== OBJECTIVE ==
Search the material and gather each line with "деятельность" in it.

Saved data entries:
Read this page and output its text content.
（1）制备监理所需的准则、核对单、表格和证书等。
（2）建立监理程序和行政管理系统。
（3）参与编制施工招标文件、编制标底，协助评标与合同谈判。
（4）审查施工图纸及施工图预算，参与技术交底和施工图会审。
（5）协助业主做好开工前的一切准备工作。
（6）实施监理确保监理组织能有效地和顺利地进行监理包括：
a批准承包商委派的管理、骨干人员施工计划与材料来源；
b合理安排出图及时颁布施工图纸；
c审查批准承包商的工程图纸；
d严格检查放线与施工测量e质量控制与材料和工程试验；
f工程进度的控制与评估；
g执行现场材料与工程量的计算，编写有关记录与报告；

...

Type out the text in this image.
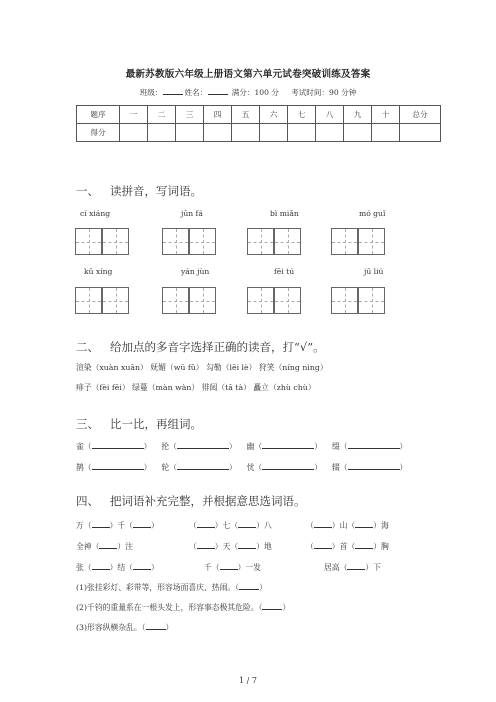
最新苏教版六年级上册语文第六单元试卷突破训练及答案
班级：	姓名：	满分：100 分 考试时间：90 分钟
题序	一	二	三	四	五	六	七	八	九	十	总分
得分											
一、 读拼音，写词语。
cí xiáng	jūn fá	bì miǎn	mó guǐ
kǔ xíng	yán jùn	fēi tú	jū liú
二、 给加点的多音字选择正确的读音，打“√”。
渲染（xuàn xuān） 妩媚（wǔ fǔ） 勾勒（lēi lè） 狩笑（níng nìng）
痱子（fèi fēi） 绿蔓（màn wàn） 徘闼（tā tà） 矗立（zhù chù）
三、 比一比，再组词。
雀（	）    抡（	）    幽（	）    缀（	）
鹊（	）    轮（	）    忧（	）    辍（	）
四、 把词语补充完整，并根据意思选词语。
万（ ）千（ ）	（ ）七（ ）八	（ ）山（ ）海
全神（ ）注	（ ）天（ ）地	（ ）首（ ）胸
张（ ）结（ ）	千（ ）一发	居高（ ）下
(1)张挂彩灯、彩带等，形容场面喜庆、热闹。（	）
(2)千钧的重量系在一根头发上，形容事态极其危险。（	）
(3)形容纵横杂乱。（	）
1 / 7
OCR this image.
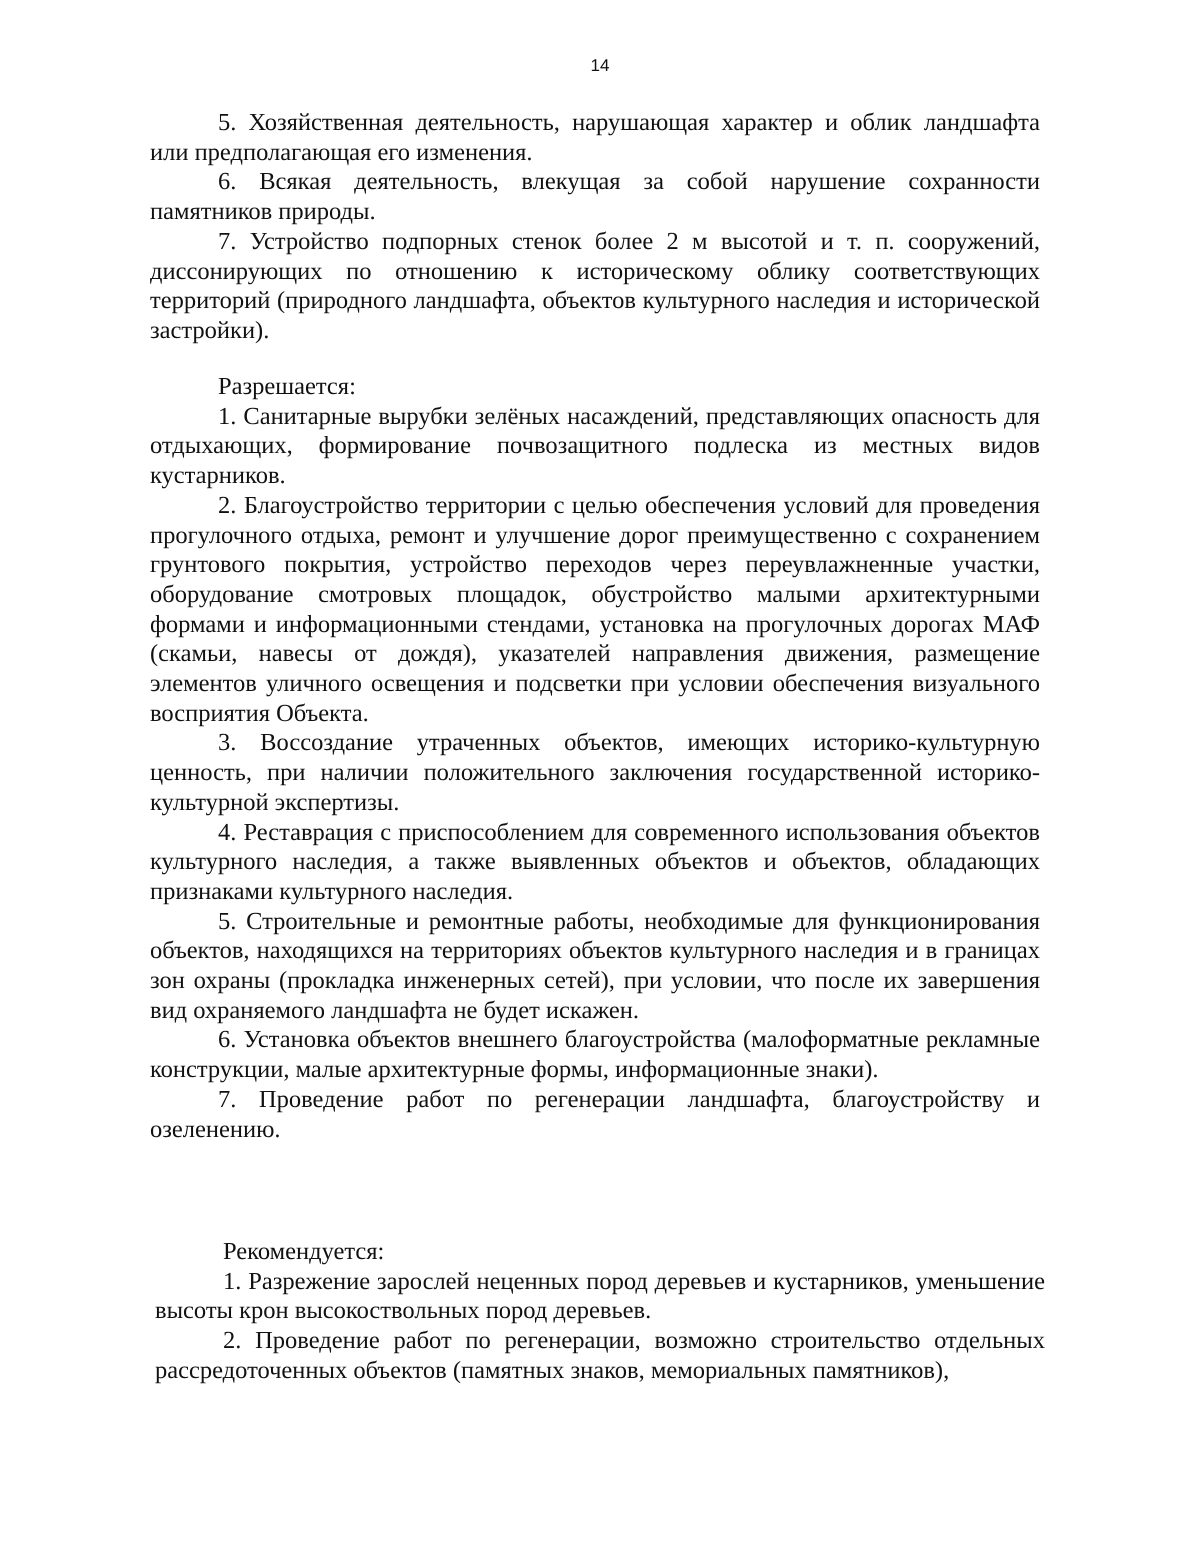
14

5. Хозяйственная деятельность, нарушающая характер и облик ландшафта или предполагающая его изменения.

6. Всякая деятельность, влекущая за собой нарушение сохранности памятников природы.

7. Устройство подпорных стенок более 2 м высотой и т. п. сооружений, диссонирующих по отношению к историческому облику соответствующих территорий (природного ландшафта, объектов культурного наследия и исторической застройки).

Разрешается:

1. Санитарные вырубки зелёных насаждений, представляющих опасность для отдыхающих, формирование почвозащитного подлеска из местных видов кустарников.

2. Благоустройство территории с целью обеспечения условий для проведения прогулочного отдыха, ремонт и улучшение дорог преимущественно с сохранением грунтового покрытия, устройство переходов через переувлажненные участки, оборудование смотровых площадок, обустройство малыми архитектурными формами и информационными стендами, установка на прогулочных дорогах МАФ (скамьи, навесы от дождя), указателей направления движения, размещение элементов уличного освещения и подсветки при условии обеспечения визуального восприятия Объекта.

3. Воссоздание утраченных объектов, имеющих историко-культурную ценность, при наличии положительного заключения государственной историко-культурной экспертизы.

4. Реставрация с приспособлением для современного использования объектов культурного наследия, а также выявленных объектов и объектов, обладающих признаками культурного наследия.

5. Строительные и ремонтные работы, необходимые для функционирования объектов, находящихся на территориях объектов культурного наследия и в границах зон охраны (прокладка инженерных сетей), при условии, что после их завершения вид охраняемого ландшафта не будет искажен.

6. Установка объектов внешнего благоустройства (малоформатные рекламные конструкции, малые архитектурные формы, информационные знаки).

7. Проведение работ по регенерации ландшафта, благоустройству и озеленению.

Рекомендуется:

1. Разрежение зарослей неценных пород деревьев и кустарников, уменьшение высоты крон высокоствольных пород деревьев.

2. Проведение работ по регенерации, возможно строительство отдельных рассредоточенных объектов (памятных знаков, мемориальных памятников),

== OUTPUT FOR THIS TASK ==
5. Хозяйственная деятельность, нарушающая характер и облик ландшафта или предполагающая его изменения.
6. Всякая деятельность, влекущая за собой нарушение сохранности памятников природы.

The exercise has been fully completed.